• [Exercise prompt] Convert every line of the data below into a JSON list of strings, with one string per line and blank lines left out. Leave the picture lines out of the list.
=== Data records ===
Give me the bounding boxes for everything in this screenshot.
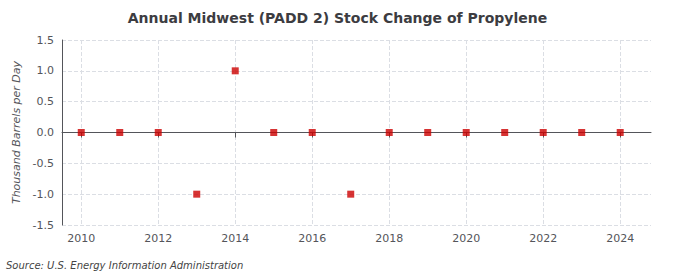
svg-text:-1.0: -1.0 xyxy=(33,188,54,201)
svg-text:Source: U.S. Energy Informatio: Source: U.S. Energy Information Administ… xyxy=(6,260,243,271)
svg-text:2014: 2014 xyxy=(221,232,249,245)
svg-text:-0.5: -0.5 xyxy=(33,157,54,170)
svg-text:Thousand Barrels per Day: Thousand Barrels per Day xyxy=(10,60,23,204)
svg-text:Annual Midwest (PADD 2) Stock: Annual Midwest (PADD 2) Stock Change of … xyxy=(128,10,547,26)
svg-text:2022: 2022 xyxy=(529,232,557,245)
svg-text:0.5: 0.5 xyxy=(37,95,55,108)
svg-text:2024: 2024 xyxy=(606,232,634,245)
svg-text:1.5: 1.5 xyxy=(37,34,55,47)
svg-text:0.0: 0.0 xyxy=(37,126,55,139)
svg-text:2016: 2016 xyxy=(298,232,326,245)
svg-text:2020: 2020 xyxy=(452,232,480,245)
svg-text:2010: 2010 xyxy=(67,232,95,245)
svg-text:-1.5: -1.5 xyxy=(33,219,54,232)
svg-text:2018: 2018 xyxy=(375,232,403,245)
svg-text:1.0: 1.0 xyxy=(37,64,55,77)
svg-text:2012: 2012 xyxy=(144,232,172,245)
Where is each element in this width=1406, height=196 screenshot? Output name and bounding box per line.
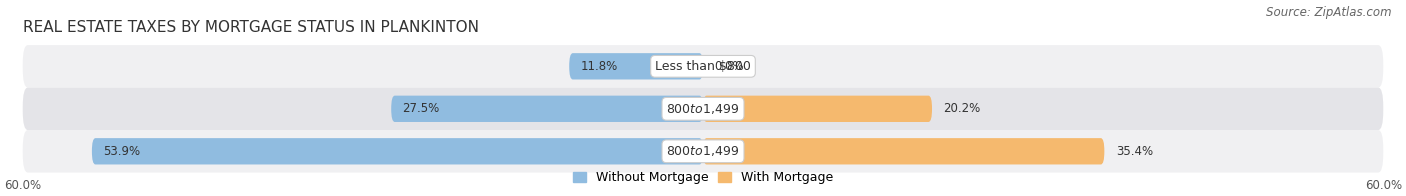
FancyBboxPatch shape — [91, 138, 703, 164]
Text: Source: ZipAtlas.com: Source: ZipAtlas.com — [1267, 6, 1392, 19]
Text: 20.2%: 20.2% — [943, 102, 980, 115]
FancyBboxPatch shape — [22, 45, 1384, 88]
FancyBboxPatch shape — [22, 88, 1384, 130]
Legend: Without Mortgage, With Mortgage: Without Mortgage, With Mortgage — [574, 171, 832, 184]
FancyBboxPatch shape — [569, 53, 703, 80]
Text: 35.4%: 35.4% — [1116, 145, 1153, 158]
Text: 53.9%: 53.9% — [103, 145, 141, 158]
Text: REAL ESTATE TAXES BY MORTGAGE STATUS IN PLANKINTON: REAL ESTATE TAXES BY MORTGAGE STATUS IN … — [22, 20, 478, 35]
FancyBboxPatch shape — [703, 138, 1104, 164]
Text: $800 to $1,499: $800 to $1,499 — [666, 144, 740, 158]
FancyBboxPatch shape — [22, 130, 1384, 172]
Text: 27.5%: 27.5% — [402, 102, 440, 115]
Text: 11.8%: 11.8% — [581, 60, 617, 73]
Text: $800 to $1,499: $800 to $1,499 — [666, 102, 740, 116]
Text: Less than $800: Less than $800 — [655, 60, 751, 73]
FancyBboxPatch shape — [391, 96, 703, 122]
FancyBboxPatch shape — [703, 96, 932, 122]
Text: 0.0%: 0.0% — [714, 60, 744, 73]
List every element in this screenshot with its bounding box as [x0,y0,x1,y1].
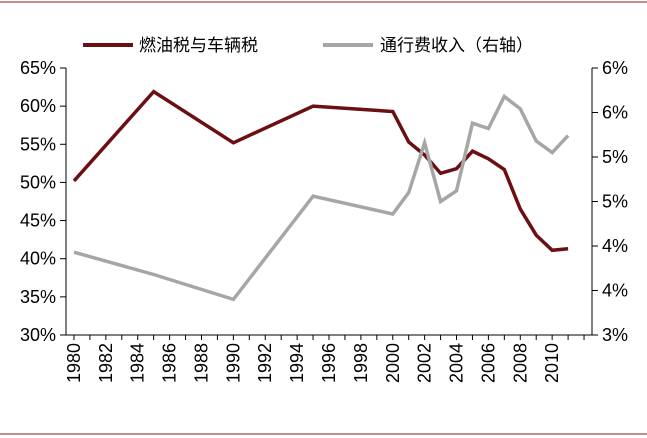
right-y-tick-label: 3% [602,325,628,345]
series-line-fuel-vehicle-tax [72,89,569,253]
x-tick-label: 1996 [319,343,339,383]
right-y-tick-label: 6% [602,58,628,78]
x-tick-label: 2008 [510,343,530,383]
x-tick-label: 1980 [64,343,84,383]
left-y-tick-label: 30% [20,325,56,345]
right-y-tick-label: 4% [602,236,628,256]
x-tick-label: 2002 [415,343,435,383]
right-y-tick-label: 5% [602,192,628,212]
legend-label-toll-revenue: 通行费收入（右轴） [380,36,533,56]
x-tick-label: 1986 [160,343,180,383]
left-y-tick-label: 45% [20,211,56,231]
right-y-tick-label: 4% [602,281,628,301]
x-tick-label: 1990 [223,343,243,383]
left-y-tick-label: 65% [20,58,56,78]
legend: 燃油税与车辆税 通行费收入（右轴） [83,36,533,56]
x-tick-label: 2000 [383,343,403,383]
left-y-tick-label: 50% [20,172,56,192]
x-tick-label: 2006 [478,343,498,383]
x-tick-label: 2010 [542,343,562,383]
left-y-tick-label: 55% [20,134,56,154]
left-y-tick-label: 60% [20,96,56,116]
x-tick-label: 1998 [351,343,371,383]
x-tick-label: 1982 [96,343,116,383]
x-tick-label: 1992 [255,343,275,383]
x-tick-label: 2004 [447,343,467,383]
x-tick-label: 1988 [191,343,211,383]
left-y-ticks: 30% 35% 40% 45% 50% 55% 60% 65% [20,58,66,345]
x-tick-label: 1984 [128,343,148,383]
right-y-tick-label: 6% [602,103,628,123]
left-y-tick-label: 40% [20,249,56,269]
right-y-tick-label: 5% [602,147,628,167]
series-line-toll-revenue [73,93,570,302]
left-y-tick-label: 35% [20,287,56,307]
series-layer [72,89,570,302]
right-y-ticks: 3% 4% 4% 5% 5% 6% 6% [592,58,628,345]
x-ticks: 1980 1982 1984 1986 1988 1990 1992 1994 1996 1998… [64,335,585,383]
legend-label-fuel-vehicle-tax: 燃油税与车辆税 [139,36,258,56]
x-tick-label: 1994 [287,343,307,383]
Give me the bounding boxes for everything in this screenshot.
===
• [Answer to this exercise]
[
  "Give me the bounding boxes for everything in this screenshot.",
  "svg-text:-1.0: -1.0 xyxy=(33,188,54,201)",
  "svg-text:Source: U.S. Energy Informatio: Source: U.S. Energy Information Administ… xyxy=(6,260,243,271)",
  "svg-text:2014: 2014 xyxy=(221,232,249,245)",
  "svg-text:-0.5: -0.5 xyxy=(33,157,54,170)",
  "svg-text:Thousand Barrels per Day: Thousand Barrels per Day xyxy=(10,60,23,204)",
  "svg-text:Annual Midwest (PADD 2) Stock: Annual Midwest (PADD 2) Stock Change of … xyxy=(128,10,547,26)",
  "svg-text:2022: 2022 xyxy=(529,232,557,245)",
  "svg-text:0.5: 0.5 xyxy=(37,95,55,108)",
  "svg-text:2024: 2024 xyxy=(606,232,634,245)",
  "svg-text:1.5: 1.5 xyxy=(37,34,55,47)",
  "svg-text:0.0: 0.0 xyxy=(37,126,55,139)",
  "svg-text:2016: 2016 xyxy=(298,232,326,245)",
  "svg-text:2020: 2020 xyxy=(452,232,480,245)",
  "svg-text:2010: 2010 xyxy=(67,232,95,245)",
  "svg-text:-1.5: -1.5 xyxy=(33,219,54,232)",
  "svg-text:2018: 2018 xyxy=(375,232,403,245)",
  "svg-text:1.0: 1.0 xyxy=(37,64,55,77)",
  "svg-text:2012: 2012 xyxy=(144,232,172,245)",
  "Where is each element in this width=1406, height=196 screenshot? Output name and bounding box per line.",
  "FancyBboxPatch shape — [91, 138, 703, 164]",
  "Text: Source: ZipAtlas.com: Source: ZipAtlas.com — [1267, 6, 1392, 19]",
  "Text: 20.2%: 20.2% — [943, 102, 980, 115]",
  "FancyBboxPatch shape — [22, 45, 1384, 88]",
  "FancyBboxPatch shape — [22, 88, 1384, 130]",
  "Legend: Without Mortgage, With Mortgage: Without Mortgage, With Mortgage — [574, 171, 832, 184]",
  "FancyBboxPatch shape — [569, 53, 703, 80]",
  "Text: 35.4%: 35.4% — [1116, 145, 1153, 158]",
  "Text: 53.9%: 53.9% — [103, 145, 141, 158]",
  "Text: REAL ESTATE TAXES BY MORTGAGE STATUS IN PLANKINTON: REAL ESTATE TAXES BY MORTGAGE STATUS IN … — [22, 20, 478, 35]",
  "FancyBboxPatch shape — [703, 138, 1104, 164]",
  "Text: $800 to $1,499: $800 to $1,499 — [666, 144, 740, 158]",
  "FancyBboxPatch shape — [22, 130, 1384, 172]",
  "Text: 27.5%: 27.5% — [402, 102, 440, 115]",
  "Text: 11.8%: 11.8% — [581, 60, 617, 73]",
  "Text: $800 to $1,499: $800 to $1,499 — [666, 102, 740, 116]",
  "Text: Less than $800: Less than $800 — [655, 60, 751, 73]",
  "FancyBboxPatch shape — [391, 96, 703, 122]",
  "FancyBboxPatch shape — [703, 96, 932, 122]",
  "Text: 0.0%: 0.0% — [714, 60, 744, 73]",
  "List every element in this screenshot with its bounding box as [x0,y0,x1,y1].",
  "right-y-tick-label: 3% [602,325,628,345]",
  "series-line-fuel-vehicle-tax [72,89,569,253]",
  "x-tick-label: 1996 [319,343,339,383]",
  "right-y-tick-label: 6% [602,58,628,78]",
  "x-tick-label: 2008 [510,343,530,383]",
  "x-tick-label: 1980 [64,343,84,383]",
  "left-y-tick-label: 30% [20,325,56,345]",
  "right-y-tick-label: 4% [602,236,628,256]",
  "x-tick-label: 2002 [415,343,435,383]",
  "right-y-tick-label: 5% [602,192,628,212]",
  "legend-label-toll-revenue: 通行费收入（右轴） [380,36,533,56]",
  "x-tick-label: 1986 [160,343,180,383]",
  "left-y-tick-label: 45% [20,211,56,231]",
  "right-y-tick-label: 4% [602,281,628,301]",
  "x-tick-label: 1990 [223,343,243,383]",
  "left-y-tick-label: 65% [20,58,56,78]",
  "legend: 燃油税与车辆税 通行费收入（右轴） [83,36,533,56]",
  "x-tick-label: 2000 [383,343,403,383]",
  "left-y-tick-label: 50% [20,172,56,192]",
  "x-tick-label: 2006 [478,343,498,383]",
  "x-tick-label: 2010 [542,343,562,383]",
  "left-y-tick-label: 55% [20,134,56,154]",
  "left-y-tick-label: 60% [20,96,56,116]",
  "x-tick-label: 1998 [351,343,371,383]",
  "x-tick-label: 1982 [96,343,116,383]",
  "x-tick-label: 1992 [255,343,275,383]",
  "x-tick-label: 2004 [447,343,467,383]",
  "x-tick-label: 1988 [191,343,211,383]",
  "left-y-ticks: 30% 35% 40% 45% 50% 55% 60% 65% [20,58,66,345]",
  "x-tick-label: 1984 [128,343,148,383]",
  "right-y-tick-label: 6% [602,103,628,123]",
  "left-y-tick-label: 40% [20,249,56,269]",
  "right-y-tick-label: 5% [602,147,628,167]",
  "series-line-toll-revenue [73,93,570,302]",
  "left-y-tick-label: 35% [20,287,56,307]",
  "series-layer [72,89,570,302]",
  "right-y-ticks: 3% 4% 4% 5% 5% 6% 6% [592,58,628,345]",
  "x-ticks: 1980 1982 1984 1986 1988 1990 1992 1994 1996 1998… [64,335,585,383]",
  "legend-label-fuel-vehicle-tax: 燃油税与车辆税 [139,36,258,56]",
  "x-tick-label: 1994 [287,343,307,383]",
  "Give me the bounding boxes for everything in this screenshot."
]